▸ **The request**: Write out the material exactly, leaving every picture behind.

┄┄┄┄┄┄┄┄┄┄┄┄┄┄┄┄┄┄┄┄

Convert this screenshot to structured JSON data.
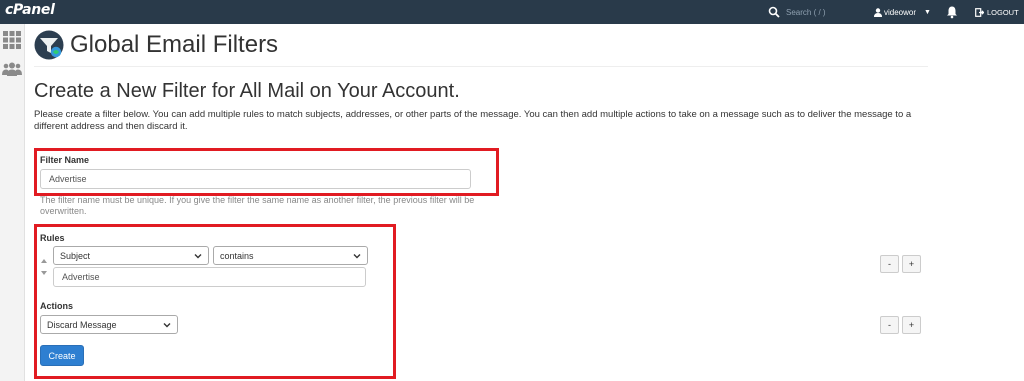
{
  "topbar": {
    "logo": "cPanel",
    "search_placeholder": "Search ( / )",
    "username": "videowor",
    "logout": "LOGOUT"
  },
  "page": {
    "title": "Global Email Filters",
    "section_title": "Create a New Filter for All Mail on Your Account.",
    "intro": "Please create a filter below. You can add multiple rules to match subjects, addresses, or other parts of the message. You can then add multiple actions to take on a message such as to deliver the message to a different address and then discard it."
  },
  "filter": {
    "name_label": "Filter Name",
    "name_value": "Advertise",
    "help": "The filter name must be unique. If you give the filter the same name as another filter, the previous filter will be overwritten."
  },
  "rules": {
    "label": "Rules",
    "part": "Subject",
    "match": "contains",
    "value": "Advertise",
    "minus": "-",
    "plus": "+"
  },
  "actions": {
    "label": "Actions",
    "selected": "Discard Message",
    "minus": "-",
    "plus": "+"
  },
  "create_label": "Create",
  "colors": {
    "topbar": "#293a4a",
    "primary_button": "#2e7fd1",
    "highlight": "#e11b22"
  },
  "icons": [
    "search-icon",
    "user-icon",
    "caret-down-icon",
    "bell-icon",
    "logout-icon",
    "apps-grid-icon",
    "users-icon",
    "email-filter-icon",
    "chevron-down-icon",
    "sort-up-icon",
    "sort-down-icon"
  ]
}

┄┄┄┄┄┄┄┄┄┄┄┄┄┄┄┄┄┄┄┄

▸ **Complete response**:
Convert this screenshot to structured JSON data.
{
  "topbar": {
    "logo": "cPanel",
    "search_placeholder": "Search ( / )",
    "username": "videowor",
    "logout": "LOGOUT"
  },
  "page": {
    "title": "Global Email Filters",
    "section_title": "Create a New Filter for All Mail on Your Account.",
    "intro": "Please create a filter below. You can add multiple rules to match subjects, addresses, or other parts of the message. You can then add multiple actions to take on a message such as to deliver the message to a different address and then discard it."
  },
  "filter": {
    "name_label": "Filter Name",
    "name_value": "Advertise",
    "help": "The filter name must be unique. If you give the filter the same name as another filter, the previous filter will be overwritten."
  },
  "rules": {
    "label": "Rules",
    "part": "Subject",
    "match": "contains",
    "value": "Advertise",
    "minus": "-",
    "plus": "+"
  },
  "actions": {
    "label": "Actions",
    "selected": "Discard Message",
    "minus": "-",
    "plus": "+"
  },
  "create_label": "Create",
  "colors": {
    "topbar": "#293a4a",
    "primary_button": "#2e7fd1",
    "highlight": "#e11b22"
  },
  "icons": [
    "search-icon",
    "user-icon",
    "caret-down-icon",
    "bell-icon",
    "logout-icon",
    "apps-grid-icon",
    "users-icon",
    "email-filter-icon",
    "chevron-down-icon",
    "sort-up-icon",
    "sort-down-icon"
  ]
}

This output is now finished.